**The exercise**
From the data that follows, copy every line holding the string "title".
_ _ _ _
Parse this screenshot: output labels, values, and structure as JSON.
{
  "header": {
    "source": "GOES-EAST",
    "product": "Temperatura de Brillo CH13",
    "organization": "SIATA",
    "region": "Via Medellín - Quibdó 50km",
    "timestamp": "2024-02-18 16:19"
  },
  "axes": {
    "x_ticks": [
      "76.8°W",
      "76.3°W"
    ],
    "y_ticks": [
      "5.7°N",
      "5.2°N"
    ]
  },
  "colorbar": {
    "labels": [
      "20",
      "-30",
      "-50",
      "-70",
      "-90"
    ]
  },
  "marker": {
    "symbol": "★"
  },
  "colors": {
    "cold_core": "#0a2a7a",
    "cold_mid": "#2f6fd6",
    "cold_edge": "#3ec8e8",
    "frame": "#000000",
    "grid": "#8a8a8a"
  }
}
_ _ _ _
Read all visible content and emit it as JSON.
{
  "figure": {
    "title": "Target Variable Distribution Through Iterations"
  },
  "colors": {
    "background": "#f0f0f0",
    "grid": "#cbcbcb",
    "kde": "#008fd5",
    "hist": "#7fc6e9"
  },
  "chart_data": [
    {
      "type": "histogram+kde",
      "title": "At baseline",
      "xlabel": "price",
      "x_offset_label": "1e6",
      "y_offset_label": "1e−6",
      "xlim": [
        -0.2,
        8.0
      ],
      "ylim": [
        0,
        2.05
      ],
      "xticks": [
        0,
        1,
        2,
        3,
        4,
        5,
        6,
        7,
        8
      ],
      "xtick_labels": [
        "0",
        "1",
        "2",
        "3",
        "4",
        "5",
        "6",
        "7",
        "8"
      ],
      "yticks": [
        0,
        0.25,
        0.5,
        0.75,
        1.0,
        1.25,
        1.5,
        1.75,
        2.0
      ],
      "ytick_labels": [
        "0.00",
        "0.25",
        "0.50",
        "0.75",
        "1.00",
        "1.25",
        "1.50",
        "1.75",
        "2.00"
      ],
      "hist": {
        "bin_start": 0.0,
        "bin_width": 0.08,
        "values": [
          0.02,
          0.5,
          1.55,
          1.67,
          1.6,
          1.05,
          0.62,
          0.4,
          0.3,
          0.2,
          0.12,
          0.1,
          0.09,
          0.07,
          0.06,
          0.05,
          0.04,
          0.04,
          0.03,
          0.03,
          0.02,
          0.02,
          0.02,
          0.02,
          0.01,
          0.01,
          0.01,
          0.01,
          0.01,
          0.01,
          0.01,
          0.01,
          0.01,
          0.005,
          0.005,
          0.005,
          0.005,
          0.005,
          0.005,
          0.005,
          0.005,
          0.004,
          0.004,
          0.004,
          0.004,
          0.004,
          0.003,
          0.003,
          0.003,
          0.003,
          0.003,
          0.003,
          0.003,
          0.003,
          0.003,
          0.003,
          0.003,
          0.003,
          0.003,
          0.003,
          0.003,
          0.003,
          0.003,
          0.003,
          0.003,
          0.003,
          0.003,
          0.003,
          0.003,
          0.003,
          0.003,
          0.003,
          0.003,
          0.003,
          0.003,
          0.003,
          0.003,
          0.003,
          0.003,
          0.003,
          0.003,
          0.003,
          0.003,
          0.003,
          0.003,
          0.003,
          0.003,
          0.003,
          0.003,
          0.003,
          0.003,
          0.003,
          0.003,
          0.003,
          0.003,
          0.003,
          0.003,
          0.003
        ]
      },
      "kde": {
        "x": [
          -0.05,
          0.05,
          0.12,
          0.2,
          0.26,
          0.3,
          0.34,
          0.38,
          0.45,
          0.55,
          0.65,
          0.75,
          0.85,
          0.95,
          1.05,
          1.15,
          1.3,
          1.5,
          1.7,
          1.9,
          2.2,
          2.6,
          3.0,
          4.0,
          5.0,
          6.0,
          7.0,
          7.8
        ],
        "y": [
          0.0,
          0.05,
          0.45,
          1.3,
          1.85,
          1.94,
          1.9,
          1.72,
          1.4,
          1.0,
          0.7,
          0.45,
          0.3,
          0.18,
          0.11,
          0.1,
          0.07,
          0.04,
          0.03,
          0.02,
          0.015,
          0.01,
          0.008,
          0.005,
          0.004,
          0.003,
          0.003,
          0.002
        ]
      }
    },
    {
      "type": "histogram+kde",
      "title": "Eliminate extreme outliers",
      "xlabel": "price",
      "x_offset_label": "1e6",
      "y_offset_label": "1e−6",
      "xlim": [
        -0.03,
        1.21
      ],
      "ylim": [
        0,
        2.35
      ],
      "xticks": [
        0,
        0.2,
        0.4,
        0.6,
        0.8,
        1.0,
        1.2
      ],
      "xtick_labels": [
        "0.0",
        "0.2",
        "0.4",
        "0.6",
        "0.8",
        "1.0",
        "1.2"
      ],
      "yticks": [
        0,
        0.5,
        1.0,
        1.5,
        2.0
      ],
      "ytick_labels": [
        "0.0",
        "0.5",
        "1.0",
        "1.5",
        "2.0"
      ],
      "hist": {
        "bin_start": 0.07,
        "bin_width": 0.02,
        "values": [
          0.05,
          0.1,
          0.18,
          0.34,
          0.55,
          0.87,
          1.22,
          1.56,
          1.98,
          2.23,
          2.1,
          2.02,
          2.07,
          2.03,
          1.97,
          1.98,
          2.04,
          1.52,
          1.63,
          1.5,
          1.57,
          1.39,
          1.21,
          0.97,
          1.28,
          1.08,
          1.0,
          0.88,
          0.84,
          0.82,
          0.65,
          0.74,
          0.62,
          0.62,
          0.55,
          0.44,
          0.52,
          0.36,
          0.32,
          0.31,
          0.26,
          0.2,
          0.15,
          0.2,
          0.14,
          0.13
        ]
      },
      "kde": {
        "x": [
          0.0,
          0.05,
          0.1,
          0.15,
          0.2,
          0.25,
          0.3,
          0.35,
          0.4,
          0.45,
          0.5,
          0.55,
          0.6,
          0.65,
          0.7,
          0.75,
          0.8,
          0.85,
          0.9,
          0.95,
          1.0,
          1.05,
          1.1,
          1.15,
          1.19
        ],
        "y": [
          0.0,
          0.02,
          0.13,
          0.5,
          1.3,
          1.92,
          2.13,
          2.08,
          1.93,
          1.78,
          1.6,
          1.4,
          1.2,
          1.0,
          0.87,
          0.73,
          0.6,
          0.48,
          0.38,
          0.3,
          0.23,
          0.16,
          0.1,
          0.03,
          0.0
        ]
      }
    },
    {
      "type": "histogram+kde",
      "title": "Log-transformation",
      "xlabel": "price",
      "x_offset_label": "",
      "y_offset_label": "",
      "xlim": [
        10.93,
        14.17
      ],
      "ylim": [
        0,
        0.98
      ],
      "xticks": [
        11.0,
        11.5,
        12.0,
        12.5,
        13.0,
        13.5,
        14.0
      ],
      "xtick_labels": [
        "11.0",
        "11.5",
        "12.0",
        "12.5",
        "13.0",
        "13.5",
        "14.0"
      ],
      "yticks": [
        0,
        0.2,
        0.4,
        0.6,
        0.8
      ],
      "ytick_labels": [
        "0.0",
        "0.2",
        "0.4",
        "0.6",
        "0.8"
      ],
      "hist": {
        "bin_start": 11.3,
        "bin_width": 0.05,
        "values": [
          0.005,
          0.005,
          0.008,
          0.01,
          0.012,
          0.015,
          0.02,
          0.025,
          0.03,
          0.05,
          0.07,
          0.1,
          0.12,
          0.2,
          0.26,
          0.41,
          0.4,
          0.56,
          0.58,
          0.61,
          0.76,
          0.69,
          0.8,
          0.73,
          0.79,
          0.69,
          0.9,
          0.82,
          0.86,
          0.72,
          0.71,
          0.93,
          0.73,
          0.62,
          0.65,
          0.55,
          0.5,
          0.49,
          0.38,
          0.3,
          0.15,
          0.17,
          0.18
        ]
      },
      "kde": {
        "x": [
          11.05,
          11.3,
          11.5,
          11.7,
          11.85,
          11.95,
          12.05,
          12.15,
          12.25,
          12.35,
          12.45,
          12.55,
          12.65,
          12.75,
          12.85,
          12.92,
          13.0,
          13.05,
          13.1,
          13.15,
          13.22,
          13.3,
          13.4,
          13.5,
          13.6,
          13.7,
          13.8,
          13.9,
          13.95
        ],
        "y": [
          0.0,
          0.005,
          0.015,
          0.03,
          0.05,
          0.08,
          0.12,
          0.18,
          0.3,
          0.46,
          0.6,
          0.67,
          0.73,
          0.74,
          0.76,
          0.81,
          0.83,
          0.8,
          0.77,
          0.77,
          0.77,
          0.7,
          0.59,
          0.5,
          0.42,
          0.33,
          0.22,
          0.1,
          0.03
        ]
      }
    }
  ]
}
_ _ _ _
**Exercise output**
    "title": "Target Variable Distribution Through Iterations"
      "title": "At baseline",
      "title": "Eliminate extreme outliers",
      "title": "Log-transformation",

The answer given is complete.